--- BEGIN Records provided ---

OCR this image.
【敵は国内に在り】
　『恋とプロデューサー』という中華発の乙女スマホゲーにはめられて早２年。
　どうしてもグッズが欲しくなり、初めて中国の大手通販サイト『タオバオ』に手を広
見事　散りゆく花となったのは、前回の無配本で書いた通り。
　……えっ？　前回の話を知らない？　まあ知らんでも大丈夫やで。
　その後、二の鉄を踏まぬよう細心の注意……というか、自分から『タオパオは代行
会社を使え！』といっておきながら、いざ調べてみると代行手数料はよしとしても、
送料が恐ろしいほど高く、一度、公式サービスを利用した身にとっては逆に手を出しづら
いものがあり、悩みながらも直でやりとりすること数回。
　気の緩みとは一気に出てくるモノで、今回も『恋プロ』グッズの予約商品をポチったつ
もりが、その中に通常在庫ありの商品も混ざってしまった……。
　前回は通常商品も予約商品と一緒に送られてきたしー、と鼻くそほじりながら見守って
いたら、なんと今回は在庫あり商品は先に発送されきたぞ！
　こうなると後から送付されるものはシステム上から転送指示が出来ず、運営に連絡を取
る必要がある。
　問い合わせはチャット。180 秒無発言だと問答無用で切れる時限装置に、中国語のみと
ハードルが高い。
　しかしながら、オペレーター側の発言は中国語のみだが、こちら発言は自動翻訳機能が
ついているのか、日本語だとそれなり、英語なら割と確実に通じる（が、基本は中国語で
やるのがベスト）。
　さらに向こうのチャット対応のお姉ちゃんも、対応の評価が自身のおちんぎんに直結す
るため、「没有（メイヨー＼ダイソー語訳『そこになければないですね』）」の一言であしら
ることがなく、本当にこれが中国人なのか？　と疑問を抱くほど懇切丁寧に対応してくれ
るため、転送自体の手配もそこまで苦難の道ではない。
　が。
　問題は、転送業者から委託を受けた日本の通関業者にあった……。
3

--- END Records provided ---
--- BEGIN Records provided ---

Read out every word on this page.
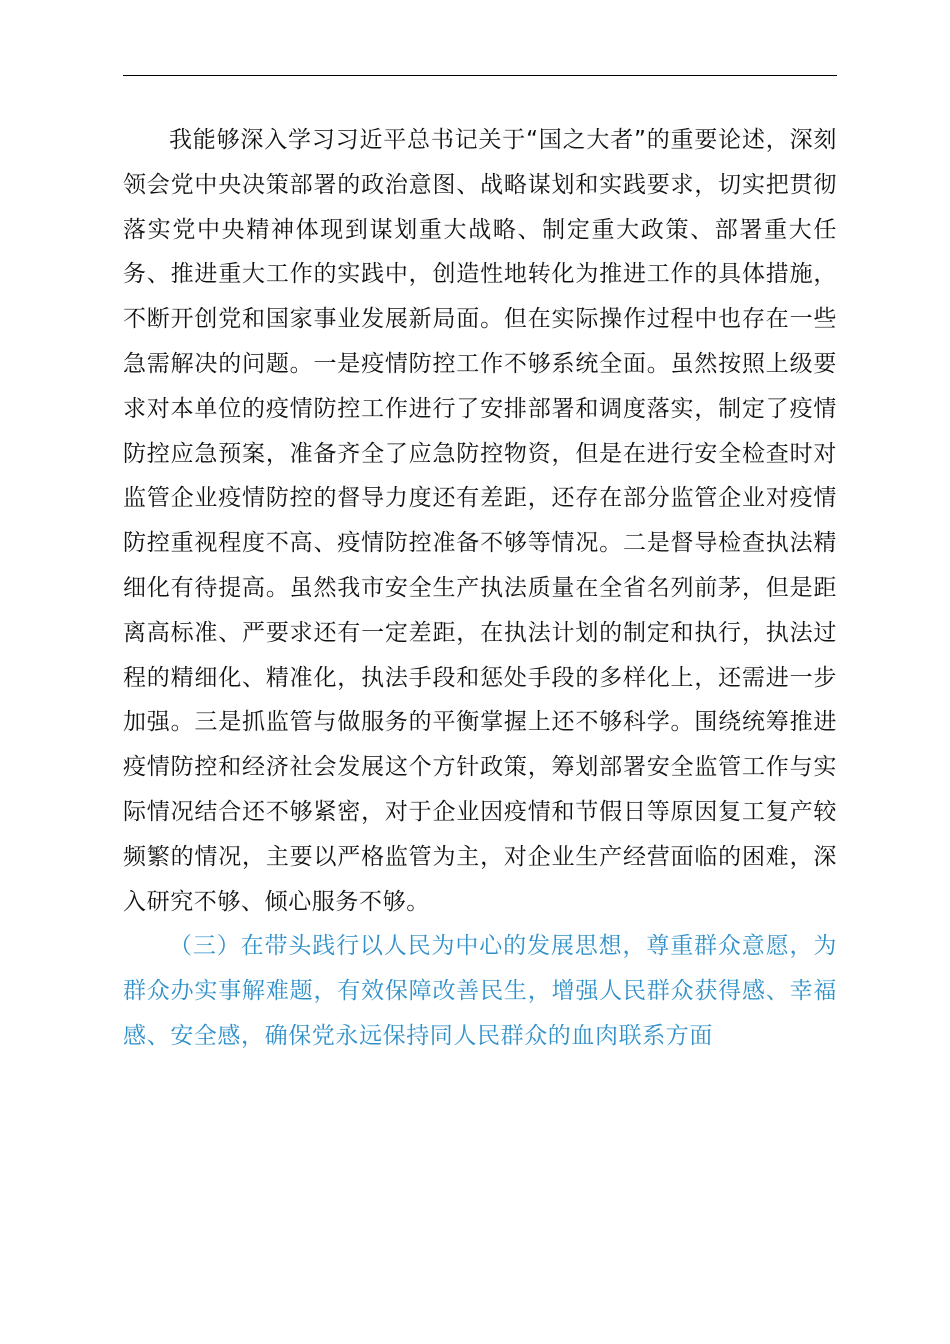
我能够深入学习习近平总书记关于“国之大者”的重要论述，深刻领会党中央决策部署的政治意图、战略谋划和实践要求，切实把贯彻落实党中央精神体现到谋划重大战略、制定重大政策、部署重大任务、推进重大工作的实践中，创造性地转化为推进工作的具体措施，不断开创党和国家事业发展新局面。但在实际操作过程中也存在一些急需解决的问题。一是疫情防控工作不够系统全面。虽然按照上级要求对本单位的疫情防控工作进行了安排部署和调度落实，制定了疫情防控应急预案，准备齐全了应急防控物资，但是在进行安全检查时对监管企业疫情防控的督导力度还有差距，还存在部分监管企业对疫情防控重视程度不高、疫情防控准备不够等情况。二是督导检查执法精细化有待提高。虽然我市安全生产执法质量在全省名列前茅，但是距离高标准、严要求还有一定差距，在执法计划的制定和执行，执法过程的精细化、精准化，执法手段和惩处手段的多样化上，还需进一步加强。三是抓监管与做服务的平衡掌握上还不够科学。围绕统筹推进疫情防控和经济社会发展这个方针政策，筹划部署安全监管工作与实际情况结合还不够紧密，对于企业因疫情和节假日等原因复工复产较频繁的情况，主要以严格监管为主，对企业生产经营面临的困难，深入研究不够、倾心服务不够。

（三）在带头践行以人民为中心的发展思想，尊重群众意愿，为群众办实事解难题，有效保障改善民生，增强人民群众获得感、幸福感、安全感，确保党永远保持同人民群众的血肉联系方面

--- END Records provided ---

Pick out all lines containing the string "this".

OCR this image.
Read out every word on this page.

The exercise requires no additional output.